EXERCISE: Drop the pictures, then extract the listing word for word.

Items from a dataset
☆ ☆ ☆ ☆ ☆

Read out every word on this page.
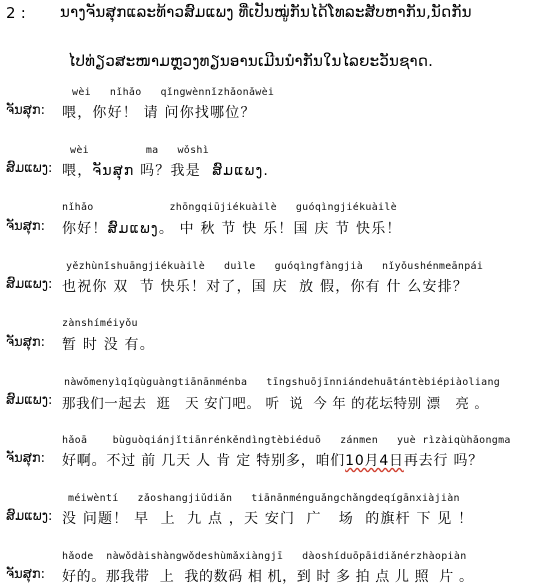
2 : ນາງຈັນສຸກແລະທ້າວສົມແພງ ທີ່ເປັນໝູ່ກັນໄດ້ໂທລະສັບຫາກັນ,ນັດກັນ
ໄປທ່ຽວສະໜາມຫຼວງທຽນອານເມີນນຳກັນໃນໄລຍະວັນຊາດ.
wèi   nǐhǎo   qǐngwènnǐzhǎonǎwèi
ຈັນສຸກ: 喂，你好！ 请 问你找哪位？
wèi         ma   wǒshì
ສົມແພງ: 喂，ຈັນສຸກ 吗？我是  ສົມແພງ.
nǐhǎo            zhōngqiūjiékuàilè   guóqìngjiékuàilè
ຈັນສຸກ: 你好！ສົມແພງ。 中 秋 节 快 乐！国 庆 节 快乐！
yězhùnǐshuāngjiékuàilè   duìle   guóqìngfàngjià   nǐyǒushénmeānpái
ສົມແພງ: 也祝你 双  节 快乐！对了，国 庆  放 假，你有 什 么安排？
zànshíméiyǒu
ຈັນສຸກ: 暂 时 没 有。
nàwǒmenyìqǐqùguàngtiānānménba   tīngshuōjīnniándehuātántèbiépiàoliang
ສົມແພງ: 那我们一起去  逛   天 安门吧。 听  说  今 年 的花坛特别 漂   亮 。
hǎoā    bùguòqiánjǐtiānrénkěndìngtèbiéduō   zánmen   yuè rìzàiqùhǎongma
ຈັນສຸກ: 好啊。不过 前 几天 人 肯 定 特别多，咱们10月4日再去行 吗？
méiwèntí   zǎoshangjiǔdiǎn   tiānānménguǎngchǎngdeqígānxiàjiàn
ສົມແພງ: 没 问题！ 早  上  九 点 ，天 安门  广   场  的旗杆 下 见 ！
hǎode  nàwǒdàishàngwǒdeshùmǎxiàngjī   dàoshíduōpāidiǎnérzhàopiàn
ຈັນສຸກ: 好的。那我带  上  我的数码 相 机，到 时 多 拍 点 儿 照  片 。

☆ ☆ ☆ ☆ ☆

ANSWER TO THE TASK:
Read out every word on this page.
2 : ນາງຈັນສຸກແລະທ້າວສົມແພງ ທີ່ເປັນໝູ່ກັນໄດ້ໂທລະສັບຫາກັນ,ນັດກັນ
ໄປທ່ຽວສະໜາມຫຼວງທຽນອານເມີນນຳກັນໃນໄລຍະວັນຊາດ.
wèi   nǐhǎo   qǐngwènnǐzhǎonǎwèi
ຈັນສຸກ: 喂，你好！ 请 问你找哪位？
wèi         ma   wǒshì
ສົມແພງ: 喂，ຈັນສຸກ 吗？我是  ສົມແພງ.
nǐhǎo            zhōngqiūjiékuàilè   guóqìngjiékuàilè
ຈັນສຸກ: 你好！ສົມແພງ。 中 秋 节 快 乐！国 庆 节 快乐！
yězhùnǐshuāngjiékuàilè   duìle   guóqìngfàngjià   nǐyǒushénmeānpái
ສົມແພງ: 也祝你 双  节 快乐！对了，国 庆  放 假，你有 什 么安排？
zànshíméiyǒu
ຈັນສຸກ: 暂 时 没 有。
nàwǒmenyìqǐqùguàngtiānānménba   tīngshuōjīnniándehuātántèbiépiàoliang
ສົມແພງ: 那我们一起去  逛   天 安门吧。 听  说  今 年 的花坛特别 漂   亮 。
hǎoā    bùguòqiánjǐtiānrénkěndìngtèbiéduō   zánmen   yuè rìzàiqùhǎongma
ຈັນສຸກ: 好啊。不过 前 几天 人 肯 定 特别多，咱们10月4日再去行 吗？
méiwèntí   zǎoshangjiǔdiǎn   tiānānménguǎngchǎngdeqígānxiàjiàn
ສົມແພງ: 没 问题！ 早  上  九 点 ，天 安门  广   场  的旗杆 下 见 ！
hǎode  nàwǒdàishàngwǒdeshùmǎxiàngjī   dàoshíduōpāidiǎnérzhàopiàn
ຈັນສຸກ: 好的。那我带  上  我的数码 相 机，到 时 多 拍 点 儿 照  片 。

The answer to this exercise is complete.